> **CONSIGNES DE TRAVAIL**:
(a) Recopiez l'extrait du texte sur le rock et le genre qui commence aux mots « Au coeur des » et se termine après « ou Marc Bolan. ».
(b) Dans les enregistrements, prenez les lignes depuis le tout début jusqu'à la ligne qui contient « legend-label: 5 only », celle-ci comprise. Réécrivez uniquement ces lignes en remplaçant « screenshot » par « image », sans rien changer d'autre.

> **TEXTE PRÉSENTÉ**:

========

He, she, they
Depuis longtemps, le rock défie les conventions de genre. Plusieurs artistes aujourd’hui, à l’instar de Kae Tempest, s’affirment non-binaires. Quelques exemples de cette histoire musicale du il, du elle et du iel.
Au coeur des fifties américaines ségrégationnistes, Little Richard (1932-2020) se libère: maquillage extravagant, préciosité, coiffure en plantureuse pompadour . Le génial pionnier rock’n’roll, chassé par son père du domicile familial parce qu’homosexuel, explose dans sa vie publique les codes du masculin et du féminin. Il en influencera plus d’un, notamment la comète du disco Sylvester (1947-1988), mais aussi tout le glam: David Bowie, Boy George ou Marc Bolan.
À la fin des années 70, l’Américain Wayne County, figure reconnue sur la scène punk new-yorkaise devient Jayne de la fin seventies. Mais il faut attendre les années 2000 pour parler ouvertement de transgenre et de ce sentiment fort pour certains artistes d’habiter le mauvais corps. » J’étais un ado transgenre, je portais un maximum de maquillage et me suis reconnu en Boy George ou Marc Almond, parce qu’ils appartenaient à un autre monde. Lorsque l’on naît transgenre, on s’en rend compte d’emblée. On est à la marge, y compris avec sa famille. » Fin 2008, celui qui se nomme encore Antony Hegarty, rencontré à l’époque dans un café bruxellois, n’annonce pas encore que dans le privé, le he est déjà devenu le she. Avec ses Johnsons, l’Anglais de naissance expatrié à New York a déjà proposé deux albums d’envergure dont I Am a Bird Now, Mercury Prize 2005. Début 2015, Antony s’affirme femme et se nomme Anohni.

========

> **DONNÉES FOURNIES**:
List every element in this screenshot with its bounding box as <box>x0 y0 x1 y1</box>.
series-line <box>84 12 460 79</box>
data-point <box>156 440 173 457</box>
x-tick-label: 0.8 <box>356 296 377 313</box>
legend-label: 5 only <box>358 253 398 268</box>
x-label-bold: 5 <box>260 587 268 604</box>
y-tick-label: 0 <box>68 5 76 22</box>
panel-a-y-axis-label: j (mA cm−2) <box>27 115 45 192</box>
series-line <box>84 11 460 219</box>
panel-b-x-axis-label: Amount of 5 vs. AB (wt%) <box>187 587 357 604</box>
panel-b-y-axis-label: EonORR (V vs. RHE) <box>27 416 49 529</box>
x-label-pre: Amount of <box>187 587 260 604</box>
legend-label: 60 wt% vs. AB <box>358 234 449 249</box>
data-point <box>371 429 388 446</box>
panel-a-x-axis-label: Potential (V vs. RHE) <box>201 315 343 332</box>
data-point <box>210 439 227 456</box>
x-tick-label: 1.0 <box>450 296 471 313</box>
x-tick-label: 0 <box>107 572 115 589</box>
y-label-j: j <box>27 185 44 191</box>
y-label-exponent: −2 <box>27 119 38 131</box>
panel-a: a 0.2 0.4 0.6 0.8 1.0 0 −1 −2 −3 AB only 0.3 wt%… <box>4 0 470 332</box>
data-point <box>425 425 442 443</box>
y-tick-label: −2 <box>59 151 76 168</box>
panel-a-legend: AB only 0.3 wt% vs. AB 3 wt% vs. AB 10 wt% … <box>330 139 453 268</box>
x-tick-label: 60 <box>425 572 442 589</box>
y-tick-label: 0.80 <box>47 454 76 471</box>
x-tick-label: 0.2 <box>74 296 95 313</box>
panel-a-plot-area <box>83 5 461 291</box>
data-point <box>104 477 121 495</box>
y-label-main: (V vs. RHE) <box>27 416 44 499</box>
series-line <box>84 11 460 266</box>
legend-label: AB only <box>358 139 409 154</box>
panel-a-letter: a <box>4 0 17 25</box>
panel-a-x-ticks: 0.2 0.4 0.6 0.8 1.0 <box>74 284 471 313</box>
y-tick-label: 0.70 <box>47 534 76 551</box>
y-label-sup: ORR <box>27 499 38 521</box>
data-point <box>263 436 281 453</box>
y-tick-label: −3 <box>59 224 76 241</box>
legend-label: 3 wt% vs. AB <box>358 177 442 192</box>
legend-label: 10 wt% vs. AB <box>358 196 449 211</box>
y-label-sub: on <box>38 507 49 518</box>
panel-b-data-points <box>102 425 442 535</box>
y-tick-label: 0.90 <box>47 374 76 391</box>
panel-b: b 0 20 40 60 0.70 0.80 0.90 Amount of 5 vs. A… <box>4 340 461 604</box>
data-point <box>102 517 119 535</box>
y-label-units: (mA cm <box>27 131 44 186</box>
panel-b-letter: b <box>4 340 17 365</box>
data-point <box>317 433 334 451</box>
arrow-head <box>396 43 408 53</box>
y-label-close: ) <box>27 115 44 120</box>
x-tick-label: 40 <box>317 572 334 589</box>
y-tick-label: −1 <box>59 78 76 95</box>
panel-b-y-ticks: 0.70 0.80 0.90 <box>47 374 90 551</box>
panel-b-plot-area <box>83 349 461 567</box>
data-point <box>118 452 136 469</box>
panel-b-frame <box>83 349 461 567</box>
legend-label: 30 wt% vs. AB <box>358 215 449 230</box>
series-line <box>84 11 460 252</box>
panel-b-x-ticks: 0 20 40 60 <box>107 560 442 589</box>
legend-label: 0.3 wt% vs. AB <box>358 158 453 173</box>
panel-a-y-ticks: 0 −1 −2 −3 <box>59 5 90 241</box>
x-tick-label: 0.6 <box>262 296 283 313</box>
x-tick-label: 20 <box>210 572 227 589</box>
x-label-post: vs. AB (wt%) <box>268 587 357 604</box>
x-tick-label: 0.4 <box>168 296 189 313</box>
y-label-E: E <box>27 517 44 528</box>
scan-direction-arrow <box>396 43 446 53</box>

========

> **RÉPONSES DE L'EXERCICE**:
(a)
Au coeur des fifties américaines ségrégationnistes, Little Richard (1932-2020) se libère: maquillage extravagant, préciosité, coiffure en plantureuse pompadour . Le génial pionnier rock’n’roll, chassé par son père du domicile familial parce qu’homosexuel, explose dans sa vie publique les codes du masculin et du féminin. Il en influencera plus d’un, notamment la comète du disco Sylvester (1947-1988), mais aussi tout le glam: David Bowie, Boy George ou Marc Bolan.

(b)
List every element in this image with its bounding box as <box>x0 y0 x1 y1</box>.
series-line <box>84 12 460 79</box>
data-point <box>156 440 173 457</box>
x-tick-label: 0.8 <box>356 296 377 313</box>
legend-label: 5 only <box>358 253 398 268</box>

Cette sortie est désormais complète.